- Work to complete:
Output the material beneath this task exactly, images excluded.
•••••
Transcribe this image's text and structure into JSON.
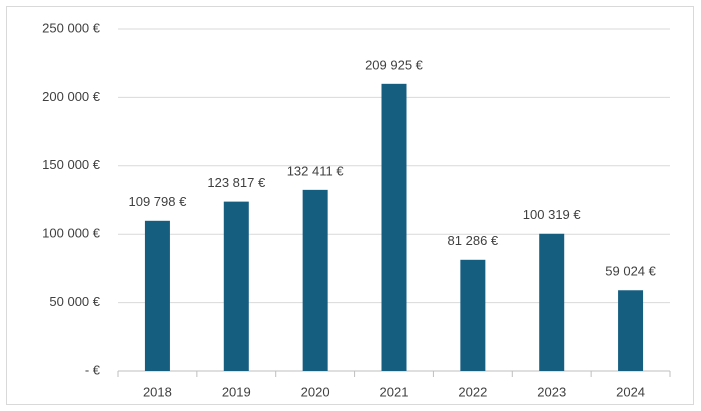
{
  "chart_data": {
    "type": "bar",
    "categories": [
      "2018",
      "2019",
      "2020",
      "2021",
      "2022",
      "2023",
      "2024"
    ],
    "values": [
      109798,
      123817,
      132411,
      209925,
      81286,
      100319,
      59024
    ],
    "value_labels": [
      "109 798 €",
      "123 817 €",
      "132 411 €",
      "209 925 €",
      "81 286 €",
      "100 319 €",
      "59 024 €"
    ],
    "color": "#165e80",
    "ylim": [
      0,
      250000
    ],
    "yticks": [
      {
        "value": 0,
        "label": "-   €"
      },
      {
        "value": 50000,
        "label": "50 000 €"
      },
      {
        "value": 100000,
        "label": "100 000 €"
      },
      {
        "value": 150000,
        "label": "150 000 €"
      },
      {
        "value": 200000,
        "label": "200 000 €"
      },
      {
        "value": 250000,
        "label": "250 000 €"
      }
    ],
    "grid": true
  }
}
•••••
- Task solution:
Transcribe this image's text and structure into JSON.
{
  "chart_data": {
    "type": "bar",
    "categories": [
      "2018",
      "2019",
      "2020",
      "2021",
      "2022",
      "2023",
      "2024"
    ],
    "values": [
      109798,
      123817,
      132411,
      209925,
      81286,
      100319,
      59024
    ],
    "value_labels": [
      "109 798 €",
      "123 817 €",
      "132 411 €",
      "209 925 €",
      "81 286 €",
      "100 319 €",
      "59 024 €"
    ],
    "color": "#165e80",
    "ylim": [
      0,
      250000
    ],
    "yticks": [
      {
        "value": 0,
        "label": "-   €"
      },
      {
        "value": 50000,
        "label": "50 000 €"
      },
      {
        "value": 100000,
        "label": "100 000 €"
      },
      {
        "value": 150000,
        "label": "150 000 €"
      },
      {
        "value": 200000,
        "label": "200 000 €"
      },
      {
        "value": 250000,
        "label": "250 000 €"
      }
    ],
    "grid": true
  }
}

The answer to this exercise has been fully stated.